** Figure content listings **

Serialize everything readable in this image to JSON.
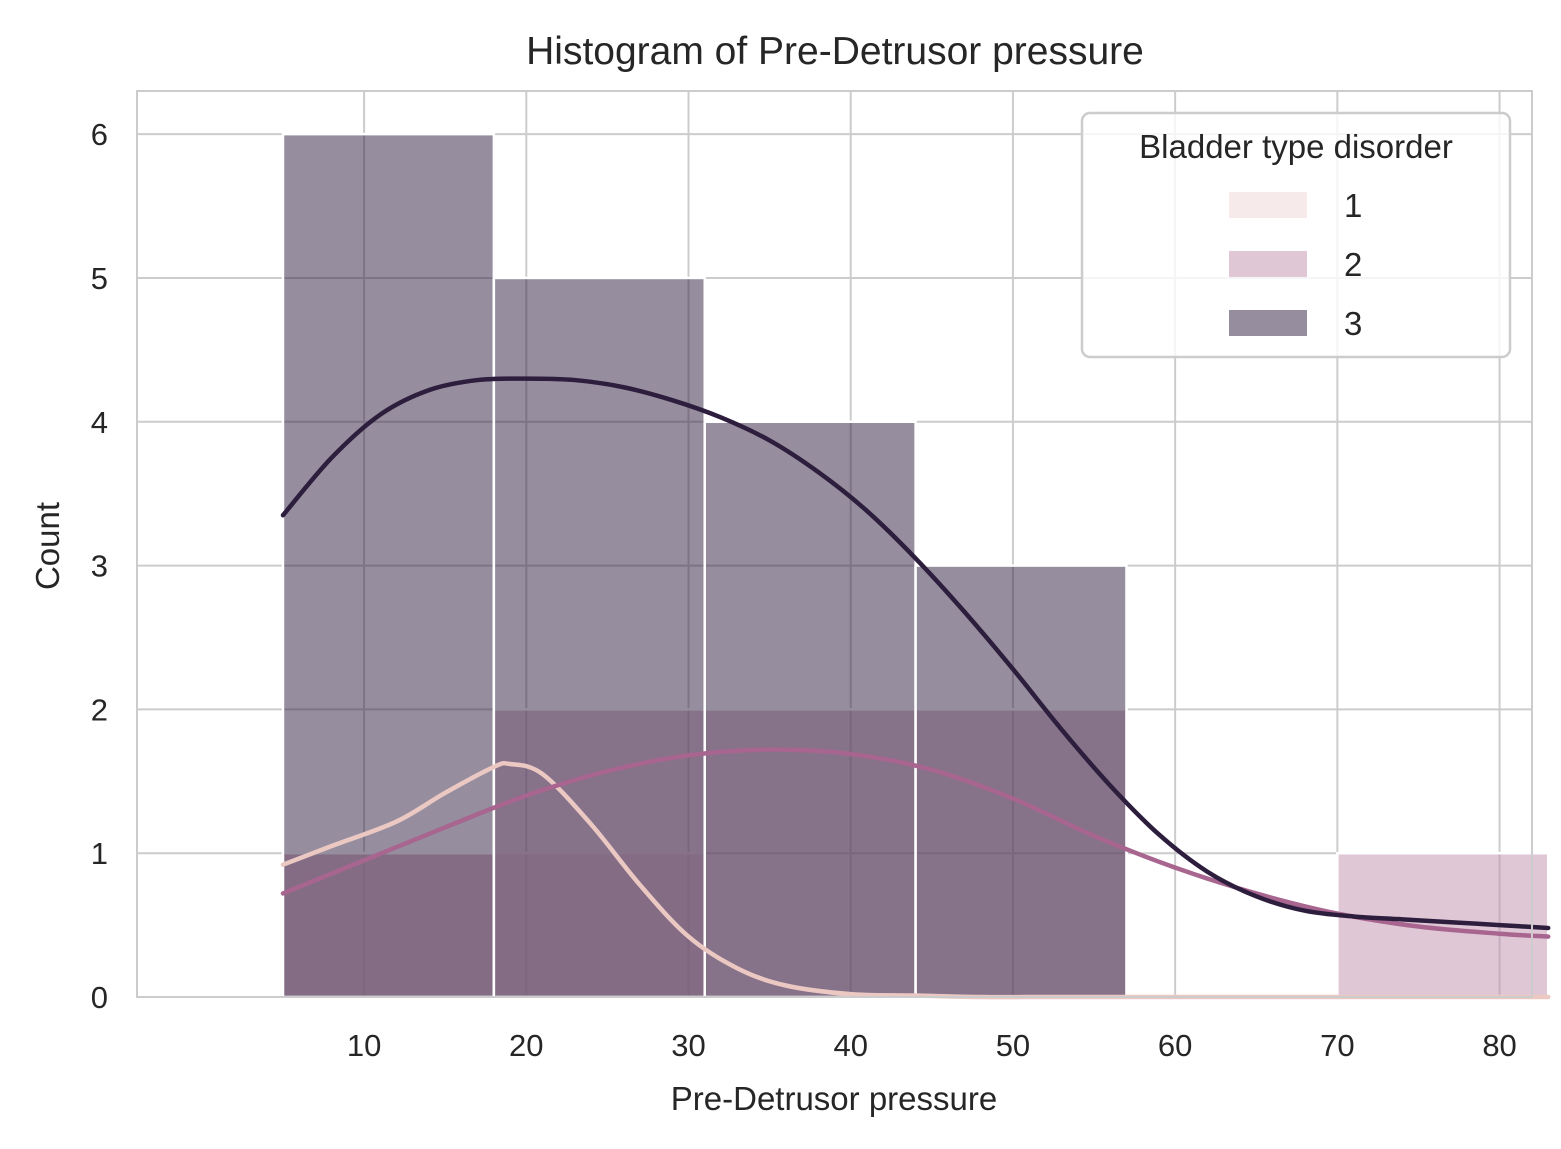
{
  "chart_data": {
    "type": "bar",
    "title": "Histogram of Pre-Detrusor pressure",
    "xlabel": "Pre-Detrusor pressure",
    "ylabel": "Count",
    "xlim": [
      -4,
      82
    ],
    "ylim": [
      0,
      6.3
    ],
    "xticks": [
      10,
      20,
      30,
      40,
      50,
      60,
      70,
      80
    ],
    "yticks": [
      0,
      1,
      2,
      3,
      4,
      5,
      6
    ],
    "grid": true,
    "legend": {
      "title": "Bladder type disorder",
      "placement": "top-right"
    },
    "bin_edges": [
      5,
      18,
      31,
      44,
      57,
      70,
      83
    ],
    "series": [
      {
        "name": "1",
        "color": "#efd6d6",
        "counts": [
          1,
          1,
          0,
          0,
          0,
          0
        ]
      },
      {
        "name": "2",
        "color": "#c08fab",
        "counts": [
          1,
          2,
          2,
          2,
          0,
          1
        ]
      },
      {
        "name": "3",
        "color": "#2d1e3e",
        "counts": [
          6,
          5,
          4,
          3,
          0,
          0
        ]
      }
    ],
    "kde": [
      {
        "name": "1",
        "color": "#ecc8c3",
        "x": [
          5,
          8,
          12,
          15,
          18,
          19,
          21,
          24,
          27,
          30,
          33,
          36,
          40,
          44,
          48,
          52,
          56,
          60,
          66,
          72,
          78,
          83
        ],
        "y": [
          0.92,
          1.05,
          1.22,
          1.42,
          1.6,
          1.62,
          1.55,
          1.2,
          0.78,
          0.42,
          0.2,
          0.08,
          0.02,
          0.01,
          0,
          0,
          0,
          0,
          0,
          0,
          0,
          0
        ]
      },
      {
        "name": "2",
        "color": "#a8658f",
        "x": [
          5,
          10,
          15,
          20,
          25,
          30,
          35,
          40,
          45,
          50,
          55,
          60,
          65,
          70,
          75,
          80,
          83
        ],
        "y": [
          0.72,
          0.95,
          1.18,
          1.4,
          1.57,
          1.68,
          1.72,
          1.69,
          1.58,
          1.38,
          1.12,
          0.9,
          0.72,
          0.58,
          0.49,
          0.44,
          0.42
        ]
      },
      {
        "name": "3",
        "color": "#2d1e3e",
        "x": [
          5,
          8,
          11,
          14,
          17,
          20,
          23,
          26,
          29,
          32,
          35,
          38,
          41,
          44,
          47,
          50,
          53,
          56,
          59,
          62,
          65,
          68,
          71,
          74,
          77,
          80,
          83
        ],
        "y": [
          3.35,
          3.75,
          4.05,
          4.22,
          4.29,
          4.3,
          4.29,
          4.24,
          4.15,
          4.03,
          3.87,
          3.65,
          3.38,
          3.05,
          2.68,
          2.28,
          1.86,
          1.47,
          1.13,
          0.87,
          0.7,
          0.6,
          0.56,
          0.54,
          0.52,
          0.5,
          0.48
        ]
      }
    ]
  }
}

** The task **
Return all lines with the word "pressure" in them.

** Answer to this problem **
    "title": "Histogram of Pre-Detrusor pressure",
    "xlabel": "Pre-Detrusor pressure",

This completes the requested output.